(A run of records)
* * *

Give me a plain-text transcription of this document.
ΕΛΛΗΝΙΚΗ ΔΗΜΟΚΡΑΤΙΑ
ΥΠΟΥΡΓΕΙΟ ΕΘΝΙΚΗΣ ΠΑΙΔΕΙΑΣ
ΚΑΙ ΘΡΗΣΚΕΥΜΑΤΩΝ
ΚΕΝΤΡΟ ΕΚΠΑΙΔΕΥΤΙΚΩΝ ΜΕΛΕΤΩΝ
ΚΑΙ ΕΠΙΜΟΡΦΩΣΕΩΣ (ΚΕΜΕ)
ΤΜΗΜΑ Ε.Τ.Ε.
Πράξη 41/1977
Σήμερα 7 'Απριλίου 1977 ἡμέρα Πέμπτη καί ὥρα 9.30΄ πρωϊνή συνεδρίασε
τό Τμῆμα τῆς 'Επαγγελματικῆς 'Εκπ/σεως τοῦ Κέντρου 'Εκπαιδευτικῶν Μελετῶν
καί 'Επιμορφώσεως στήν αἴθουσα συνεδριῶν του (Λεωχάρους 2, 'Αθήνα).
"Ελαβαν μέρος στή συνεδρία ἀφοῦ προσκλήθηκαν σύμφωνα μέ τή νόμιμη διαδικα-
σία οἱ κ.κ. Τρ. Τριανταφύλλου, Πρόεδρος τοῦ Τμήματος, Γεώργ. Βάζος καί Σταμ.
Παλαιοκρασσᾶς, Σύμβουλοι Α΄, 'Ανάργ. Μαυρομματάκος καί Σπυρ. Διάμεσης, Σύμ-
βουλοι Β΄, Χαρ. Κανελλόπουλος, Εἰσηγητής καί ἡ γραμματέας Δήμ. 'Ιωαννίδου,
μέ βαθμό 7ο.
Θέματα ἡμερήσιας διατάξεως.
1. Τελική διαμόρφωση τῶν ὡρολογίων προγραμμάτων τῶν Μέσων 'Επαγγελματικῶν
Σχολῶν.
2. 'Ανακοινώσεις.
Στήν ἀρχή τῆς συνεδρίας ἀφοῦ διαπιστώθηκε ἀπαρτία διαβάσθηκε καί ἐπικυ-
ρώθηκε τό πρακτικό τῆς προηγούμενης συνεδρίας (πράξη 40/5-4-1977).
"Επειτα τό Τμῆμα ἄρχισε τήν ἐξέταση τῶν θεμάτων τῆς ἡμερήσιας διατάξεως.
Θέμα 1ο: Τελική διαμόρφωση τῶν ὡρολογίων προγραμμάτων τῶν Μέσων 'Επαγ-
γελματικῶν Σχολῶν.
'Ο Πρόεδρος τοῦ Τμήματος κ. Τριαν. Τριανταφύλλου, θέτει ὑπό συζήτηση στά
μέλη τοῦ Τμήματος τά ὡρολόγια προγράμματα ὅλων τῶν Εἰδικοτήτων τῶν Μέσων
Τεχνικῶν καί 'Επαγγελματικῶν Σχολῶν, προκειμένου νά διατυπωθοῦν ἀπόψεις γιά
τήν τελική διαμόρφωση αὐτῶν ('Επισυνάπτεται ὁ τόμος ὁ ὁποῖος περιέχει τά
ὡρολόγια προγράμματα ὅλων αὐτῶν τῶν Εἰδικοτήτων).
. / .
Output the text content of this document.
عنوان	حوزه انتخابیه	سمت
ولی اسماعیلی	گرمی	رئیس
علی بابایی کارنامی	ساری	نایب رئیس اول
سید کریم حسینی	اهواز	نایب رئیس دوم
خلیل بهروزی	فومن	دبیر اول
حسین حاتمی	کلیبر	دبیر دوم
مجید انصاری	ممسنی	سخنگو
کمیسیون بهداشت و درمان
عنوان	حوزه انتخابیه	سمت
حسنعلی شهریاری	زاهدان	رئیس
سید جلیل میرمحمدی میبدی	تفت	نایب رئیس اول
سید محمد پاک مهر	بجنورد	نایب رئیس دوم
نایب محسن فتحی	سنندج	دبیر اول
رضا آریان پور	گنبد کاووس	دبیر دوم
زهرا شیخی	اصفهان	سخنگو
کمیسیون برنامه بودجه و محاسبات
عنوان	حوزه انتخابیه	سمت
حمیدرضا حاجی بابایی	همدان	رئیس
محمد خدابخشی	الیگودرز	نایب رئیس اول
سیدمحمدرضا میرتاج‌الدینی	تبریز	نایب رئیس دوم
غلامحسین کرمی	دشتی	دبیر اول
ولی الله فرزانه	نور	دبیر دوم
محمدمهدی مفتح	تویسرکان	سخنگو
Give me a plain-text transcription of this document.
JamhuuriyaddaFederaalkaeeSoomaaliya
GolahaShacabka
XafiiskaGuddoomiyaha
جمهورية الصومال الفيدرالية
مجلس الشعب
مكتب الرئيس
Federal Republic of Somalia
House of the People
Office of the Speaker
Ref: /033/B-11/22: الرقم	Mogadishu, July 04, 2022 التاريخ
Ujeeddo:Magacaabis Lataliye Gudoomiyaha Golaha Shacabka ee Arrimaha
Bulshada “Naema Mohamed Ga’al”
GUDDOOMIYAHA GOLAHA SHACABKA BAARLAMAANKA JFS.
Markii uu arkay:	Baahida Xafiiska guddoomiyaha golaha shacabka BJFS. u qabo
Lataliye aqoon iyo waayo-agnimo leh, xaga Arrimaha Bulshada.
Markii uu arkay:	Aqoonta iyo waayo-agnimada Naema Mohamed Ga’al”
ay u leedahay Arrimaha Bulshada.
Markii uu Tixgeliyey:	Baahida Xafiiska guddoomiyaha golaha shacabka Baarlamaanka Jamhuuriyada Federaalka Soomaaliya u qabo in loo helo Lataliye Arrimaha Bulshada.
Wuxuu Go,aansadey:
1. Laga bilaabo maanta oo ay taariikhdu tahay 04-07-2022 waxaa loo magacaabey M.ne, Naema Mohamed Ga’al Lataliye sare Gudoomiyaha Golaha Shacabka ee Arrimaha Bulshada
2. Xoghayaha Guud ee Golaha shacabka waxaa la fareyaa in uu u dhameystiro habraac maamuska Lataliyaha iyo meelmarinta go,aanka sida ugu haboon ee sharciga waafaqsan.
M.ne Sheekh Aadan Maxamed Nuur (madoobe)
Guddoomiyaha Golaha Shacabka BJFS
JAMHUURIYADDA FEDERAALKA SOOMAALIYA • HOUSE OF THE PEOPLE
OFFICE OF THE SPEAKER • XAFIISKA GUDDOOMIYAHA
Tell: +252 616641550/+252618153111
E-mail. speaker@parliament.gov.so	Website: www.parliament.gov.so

* * *

■ WHAT YOU SHOULD DO
Scan the listing above. Collect all lines with the word "Mohamed".

■ THE ANSWER
Bulshada “Naema Mohamed Ga’al”
Markii uu arkay:	Aqoonta iyo waayo-agnimada Naema Mohamed Ga’al”
1. Laga bilaabo maanta oo ay taariikhdu tahay 04-07-2022 waxaa loo magacaabey M.ne, Naema Mohamed Ga’al Lataliye sare Gudoomiyaha Golaha Shacabka ee Arrimaha Bulshada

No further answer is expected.